>> Begin STORED DATA

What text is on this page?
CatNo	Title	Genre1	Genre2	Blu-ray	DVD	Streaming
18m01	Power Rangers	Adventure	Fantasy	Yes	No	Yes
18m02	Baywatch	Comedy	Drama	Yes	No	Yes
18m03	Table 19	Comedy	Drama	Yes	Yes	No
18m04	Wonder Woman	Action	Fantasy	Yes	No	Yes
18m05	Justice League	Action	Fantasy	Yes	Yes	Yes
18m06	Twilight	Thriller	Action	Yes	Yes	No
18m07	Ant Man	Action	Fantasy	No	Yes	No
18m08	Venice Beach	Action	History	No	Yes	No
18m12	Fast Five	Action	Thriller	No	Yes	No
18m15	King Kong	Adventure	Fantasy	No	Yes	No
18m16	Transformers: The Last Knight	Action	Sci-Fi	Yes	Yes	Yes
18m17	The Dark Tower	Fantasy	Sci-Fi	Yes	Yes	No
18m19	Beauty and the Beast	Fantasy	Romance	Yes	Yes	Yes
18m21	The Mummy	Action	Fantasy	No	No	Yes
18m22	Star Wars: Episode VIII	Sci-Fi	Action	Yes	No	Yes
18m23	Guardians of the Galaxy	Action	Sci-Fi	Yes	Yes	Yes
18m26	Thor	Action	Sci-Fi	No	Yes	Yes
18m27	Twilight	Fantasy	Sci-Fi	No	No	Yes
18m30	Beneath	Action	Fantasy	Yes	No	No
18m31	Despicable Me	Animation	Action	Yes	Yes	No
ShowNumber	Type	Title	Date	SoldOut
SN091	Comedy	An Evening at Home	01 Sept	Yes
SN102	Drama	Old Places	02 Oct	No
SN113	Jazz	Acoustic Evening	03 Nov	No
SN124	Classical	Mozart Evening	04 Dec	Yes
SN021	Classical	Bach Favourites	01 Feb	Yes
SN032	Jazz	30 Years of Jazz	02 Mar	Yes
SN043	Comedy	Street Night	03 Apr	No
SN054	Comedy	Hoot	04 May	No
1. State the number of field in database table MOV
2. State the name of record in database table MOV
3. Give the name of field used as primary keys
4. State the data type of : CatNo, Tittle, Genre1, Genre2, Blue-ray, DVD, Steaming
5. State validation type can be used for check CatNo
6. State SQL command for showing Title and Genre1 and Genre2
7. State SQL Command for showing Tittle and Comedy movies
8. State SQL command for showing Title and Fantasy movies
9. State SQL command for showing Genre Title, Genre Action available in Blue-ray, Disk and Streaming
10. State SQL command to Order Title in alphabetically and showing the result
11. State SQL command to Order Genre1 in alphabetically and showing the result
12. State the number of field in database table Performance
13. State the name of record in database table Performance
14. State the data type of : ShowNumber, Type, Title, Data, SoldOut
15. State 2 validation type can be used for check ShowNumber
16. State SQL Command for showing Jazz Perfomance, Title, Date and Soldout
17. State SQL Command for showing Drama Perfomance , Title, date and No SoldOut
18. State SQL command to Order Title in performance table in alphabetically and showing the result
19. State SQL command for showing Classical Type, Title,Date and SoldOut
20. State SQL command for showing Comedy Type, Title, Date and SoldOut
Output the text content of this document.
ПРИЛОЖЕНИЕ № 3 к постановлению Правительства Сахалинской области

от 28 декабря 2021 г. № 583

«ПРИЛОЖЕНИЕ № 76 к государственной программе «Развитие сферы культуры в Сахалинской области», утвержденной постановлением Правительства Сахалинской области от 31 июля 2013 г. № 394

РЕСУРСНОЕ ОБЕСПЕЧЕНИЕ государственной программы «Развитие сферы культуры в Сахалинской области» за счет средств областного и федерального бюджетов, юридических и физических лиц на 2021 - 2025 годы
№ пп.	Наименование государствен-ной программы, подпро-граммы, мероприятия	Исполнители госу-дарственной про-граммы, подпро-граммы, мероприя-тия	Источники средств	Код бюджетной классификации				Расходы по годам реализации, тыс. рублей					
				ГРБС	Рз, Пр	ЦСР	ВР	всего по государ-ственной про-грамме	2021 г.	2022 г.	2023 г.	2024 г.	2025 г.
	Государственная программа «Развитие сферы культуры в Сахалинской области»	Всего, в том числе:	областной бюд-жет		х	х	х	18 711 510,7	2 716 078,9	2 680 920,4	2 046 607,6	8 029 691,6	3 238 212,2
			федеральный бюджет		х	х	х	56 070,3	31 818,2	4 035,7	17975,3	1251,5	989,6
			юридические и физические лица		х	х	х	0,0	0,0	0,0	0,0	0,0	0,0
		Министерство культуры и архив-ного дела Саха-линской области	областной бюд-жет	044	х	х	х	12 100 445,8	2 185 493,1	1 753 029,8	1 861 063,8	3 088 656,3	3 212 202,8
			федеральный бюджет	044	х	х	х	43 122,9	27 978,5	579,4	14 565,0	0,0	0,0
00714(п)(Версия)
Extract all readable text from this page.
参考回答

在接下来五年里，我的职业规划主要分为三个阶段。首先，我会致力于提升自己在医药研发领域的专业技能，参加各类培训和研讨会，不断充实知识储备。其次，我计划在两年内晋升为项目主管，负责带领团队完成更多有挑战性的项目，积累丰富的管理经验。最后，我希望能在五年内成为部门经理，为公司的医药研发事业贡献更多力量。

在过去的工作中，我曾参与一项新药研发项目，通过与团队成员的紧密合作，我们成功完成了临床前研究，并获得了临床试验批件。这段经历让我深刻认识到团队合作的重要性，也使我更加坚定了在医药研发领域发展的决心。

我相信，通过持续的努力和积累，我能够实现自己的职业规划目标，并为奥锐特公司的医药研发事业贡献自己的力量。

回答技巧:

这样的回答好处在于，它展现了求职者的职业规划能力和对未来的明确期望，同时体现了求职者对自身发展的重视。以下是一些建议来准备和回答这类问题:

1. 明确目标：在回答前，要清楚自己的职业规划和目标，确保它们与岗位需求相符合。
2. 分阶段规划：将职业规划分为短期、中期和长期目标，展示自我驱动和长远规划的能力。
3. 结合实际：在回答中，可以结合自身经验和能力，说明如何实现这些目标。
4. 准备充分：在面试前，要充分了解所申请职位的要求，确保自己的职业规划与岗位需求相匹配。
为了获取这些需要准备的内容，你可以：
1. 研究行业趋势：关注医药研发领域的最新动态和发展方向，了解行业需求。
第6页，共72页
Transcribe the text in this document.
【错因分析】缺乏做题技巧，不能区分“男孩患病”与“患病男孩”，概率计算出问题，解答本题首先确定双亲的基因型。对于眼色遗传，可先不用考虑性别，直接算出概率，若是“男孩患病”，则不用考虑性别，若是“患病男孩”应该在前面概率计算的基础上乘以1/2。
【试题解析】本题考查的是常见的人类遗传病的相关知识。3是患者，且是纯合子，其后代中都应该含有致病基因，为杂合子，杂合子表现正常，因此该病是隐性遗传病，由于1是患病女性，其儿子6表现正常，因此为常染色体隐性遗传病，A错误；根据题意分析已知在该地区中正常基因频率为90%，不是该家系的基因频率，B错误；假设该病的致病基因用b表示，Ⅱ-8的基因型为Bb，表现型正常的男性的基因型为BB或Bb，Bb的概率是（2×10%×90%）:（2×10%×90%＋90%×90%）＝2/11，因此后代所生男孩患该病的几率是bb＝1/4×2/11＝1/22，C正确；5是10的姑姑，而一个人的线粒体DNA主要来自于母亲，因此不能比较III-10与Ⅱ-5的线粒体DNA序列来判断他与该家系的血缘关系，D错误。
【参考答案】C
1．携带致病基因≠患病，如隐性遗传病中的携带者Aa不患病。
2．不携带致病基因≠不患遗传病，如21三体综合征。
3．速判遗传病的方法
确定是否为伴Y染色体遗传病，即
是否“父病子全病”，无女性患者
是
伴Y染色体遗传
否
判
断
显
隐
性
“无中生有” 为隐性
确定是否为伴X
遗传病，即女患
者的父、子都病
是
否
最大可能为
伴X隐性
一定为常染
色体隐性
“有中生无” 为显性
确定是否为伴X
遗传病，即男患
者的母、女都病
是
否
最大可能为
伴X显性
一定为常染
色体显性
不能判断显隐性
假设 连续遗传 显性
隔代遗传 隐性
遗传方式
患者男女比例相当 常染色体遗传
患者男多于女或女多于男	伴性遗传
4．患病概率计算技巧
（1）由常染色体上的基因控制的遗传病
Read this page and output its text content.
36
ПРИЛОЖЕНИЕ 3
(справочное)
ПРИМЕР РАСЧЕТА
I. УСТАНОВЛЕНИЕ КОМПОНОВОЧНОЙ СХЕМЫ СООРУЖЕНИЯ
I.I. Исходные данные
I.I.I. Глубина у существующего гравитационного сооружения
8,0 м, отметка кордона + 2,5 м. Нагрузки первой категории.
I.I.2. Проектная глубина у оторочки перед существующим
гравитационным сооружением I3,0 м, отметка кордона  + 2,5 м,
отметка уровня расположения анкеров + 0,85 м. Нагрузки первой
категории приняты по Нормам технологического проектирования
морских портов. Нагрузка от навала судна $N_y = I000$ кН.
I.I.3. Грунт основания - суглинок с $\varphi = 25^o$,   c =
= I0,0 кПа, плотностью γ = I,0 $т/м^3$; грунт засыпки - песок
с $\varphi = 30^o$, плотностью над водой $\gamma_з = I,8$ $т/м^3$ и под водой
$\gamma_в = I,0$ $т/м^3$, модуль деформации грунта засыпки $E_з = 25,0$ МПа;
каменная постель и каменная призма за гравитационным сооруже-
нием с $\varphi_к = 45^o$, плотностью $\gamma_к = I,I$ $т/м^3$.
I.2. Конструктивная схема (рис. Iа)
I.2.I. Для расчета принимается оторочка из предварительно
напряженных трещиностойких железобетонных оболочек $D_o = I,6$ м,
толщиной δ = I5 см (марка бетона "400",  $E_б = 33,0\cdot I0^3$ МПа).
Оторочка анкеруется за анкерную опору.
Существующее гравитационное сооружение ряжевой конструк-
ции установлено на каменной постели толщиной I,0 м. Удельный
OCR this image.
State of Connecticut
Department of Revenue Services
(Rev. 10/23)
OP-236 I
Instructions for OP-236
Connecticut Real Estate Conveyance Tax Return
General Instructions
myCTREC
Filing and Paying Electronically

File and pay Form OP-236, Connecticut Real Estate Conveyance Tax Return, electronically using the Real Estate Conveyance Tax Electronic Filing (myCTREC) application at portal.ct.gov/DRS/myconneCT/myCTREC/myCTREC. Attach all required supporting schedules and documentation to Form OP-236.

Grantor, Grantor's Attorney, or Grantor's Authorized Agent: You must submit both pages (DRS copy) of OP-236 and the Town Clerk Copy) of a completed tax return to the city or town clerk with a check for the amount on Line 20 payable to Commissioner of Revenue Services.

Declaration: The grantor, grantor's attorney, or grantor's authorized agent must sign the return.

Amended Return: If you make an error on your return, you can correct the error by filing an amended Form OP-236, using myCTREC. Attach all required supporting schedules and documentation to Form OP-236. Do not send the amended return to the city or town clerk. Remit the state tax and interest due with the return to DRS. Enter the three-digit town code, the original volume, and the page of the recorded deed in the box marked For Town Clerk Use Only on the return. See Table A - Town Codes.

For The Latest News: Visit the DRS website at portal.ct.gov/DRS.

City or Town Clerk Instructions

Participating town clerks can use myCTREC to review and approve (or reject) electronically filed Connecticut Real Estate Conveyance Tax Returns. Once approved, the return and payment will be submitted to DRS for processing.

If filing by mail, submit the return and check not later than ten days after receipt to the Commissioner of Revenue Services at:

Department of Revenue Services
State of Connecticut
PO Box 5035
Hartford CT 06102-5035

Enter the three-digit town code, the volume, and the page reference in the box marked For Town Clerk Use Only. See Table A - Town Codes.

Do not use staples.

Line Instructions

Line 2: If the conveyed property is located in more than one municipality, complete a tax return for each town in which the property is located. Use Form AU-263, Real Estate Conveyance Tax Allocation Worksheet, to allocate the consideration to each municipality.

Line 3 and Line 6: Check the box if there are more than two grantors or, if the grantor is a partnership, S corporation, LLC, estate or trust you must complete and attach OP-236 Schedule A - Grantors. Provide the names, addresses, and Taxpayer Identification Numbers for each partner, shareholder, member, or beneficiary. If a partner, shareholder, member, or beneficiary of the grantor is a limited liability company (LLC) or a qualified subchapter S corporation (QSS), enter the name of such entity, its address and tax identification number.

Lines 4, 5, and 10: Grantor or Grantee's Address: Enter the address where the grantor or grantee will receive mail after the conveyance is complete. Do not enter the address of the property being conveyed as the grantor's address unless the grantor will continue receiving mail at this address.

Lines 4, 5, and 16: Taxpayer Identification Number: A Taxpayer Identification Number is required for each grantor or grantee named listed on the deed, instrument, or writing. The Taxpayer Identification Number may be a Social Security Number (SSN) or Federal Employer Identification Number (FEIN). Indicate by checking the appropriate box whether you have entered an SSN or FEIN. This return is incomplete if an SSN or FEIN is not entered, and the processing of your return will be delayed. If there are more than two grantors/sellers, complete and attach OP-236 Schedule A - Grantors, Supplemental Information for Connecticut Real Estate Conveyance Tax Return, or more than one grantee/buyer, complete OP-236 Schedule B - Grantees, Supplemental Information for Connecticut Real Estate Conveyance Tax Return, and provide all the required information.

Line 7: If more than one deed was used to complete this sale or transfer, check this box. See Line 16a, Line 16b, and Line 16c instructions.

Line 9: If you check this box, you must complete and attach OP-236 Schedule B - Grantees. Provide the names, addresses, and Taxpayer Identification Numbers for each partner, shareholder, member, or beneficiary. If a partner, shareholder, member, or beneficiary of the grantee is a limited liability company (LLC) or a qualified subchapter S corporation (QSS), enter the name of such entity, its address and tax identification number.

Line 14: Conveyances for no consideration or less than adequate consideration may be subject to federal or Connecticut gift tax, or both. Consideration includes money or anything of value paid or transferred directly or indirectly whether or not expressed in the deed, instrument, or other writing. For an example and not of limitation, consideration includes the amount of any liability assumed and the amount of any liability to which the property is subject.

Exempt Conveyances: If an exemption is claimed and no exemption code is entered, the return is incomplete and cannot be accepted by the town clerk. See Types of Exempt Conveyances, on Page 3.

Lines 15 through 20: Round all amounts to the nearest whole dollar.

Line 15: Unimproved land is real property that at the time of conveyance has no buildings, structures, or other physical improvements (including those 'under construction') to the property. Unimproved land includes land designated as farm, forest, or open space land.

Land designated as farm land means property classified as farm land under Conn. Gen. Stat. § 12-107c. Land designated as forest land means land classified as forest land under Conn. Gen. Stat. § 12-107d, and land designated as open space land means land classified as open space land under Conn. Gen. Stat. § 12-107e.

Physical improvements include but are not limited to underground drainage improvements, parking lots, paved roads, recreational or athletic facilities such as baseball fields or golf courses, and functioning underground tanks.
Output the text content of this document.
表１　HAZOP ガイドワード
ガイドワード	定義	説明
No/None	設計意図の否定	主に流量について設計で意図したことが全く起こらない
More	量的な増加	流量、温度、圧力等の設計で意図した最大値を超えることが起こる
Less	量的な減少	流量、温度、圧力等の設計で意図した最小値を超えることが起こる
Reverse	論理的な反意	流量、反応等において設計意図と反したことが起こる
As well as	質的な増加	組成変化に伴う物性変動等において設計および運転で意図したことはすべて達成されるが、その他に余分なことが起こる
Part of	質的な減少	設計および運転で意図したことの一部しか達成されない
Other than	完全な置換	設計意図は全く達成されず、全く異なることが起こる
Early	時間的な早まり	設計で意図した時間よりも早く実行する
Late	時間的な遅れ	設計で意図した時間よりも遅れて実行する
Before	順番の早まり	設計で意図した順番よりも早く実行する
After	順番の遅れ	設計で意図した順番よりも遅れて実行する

>> End STORED DATA

GIVEN REQUEST
Gather all the lines that include the word "beneficiary" and copy them out.

RESPONSE TO THIS TASK
Line 3 and Line 6: Check the box if there are more than two grantors or, if the grantor is a partnership, S corporation, LLC, estate or trust you must complete and attach OP-236 Schedule A - Grantors. Provide the names, addresses, and Taxpayer Identification Numbers for each partner, shareholder, member, or beneficiary. If a partner, shareholder, member, or beneficiary of the grantor is a limited liability company (LLC) or a qualified subchapter S corporation (QSS), enter the name of such entity, its address and tax identification number.
Line 9: If you check this box, you must complete and attach OP-236 Schedule B - Grantees. Provide the names, addresses, and Taxpayer Identification Numbers for each partner, shareholder, member, or beneficiary. If a partner, shareholder, member, or beneficiary of the grantee is a limited liability company (LLC) or a qualified subchapter S corporation (QSS), enter the name of such entity, its address and tax identification number.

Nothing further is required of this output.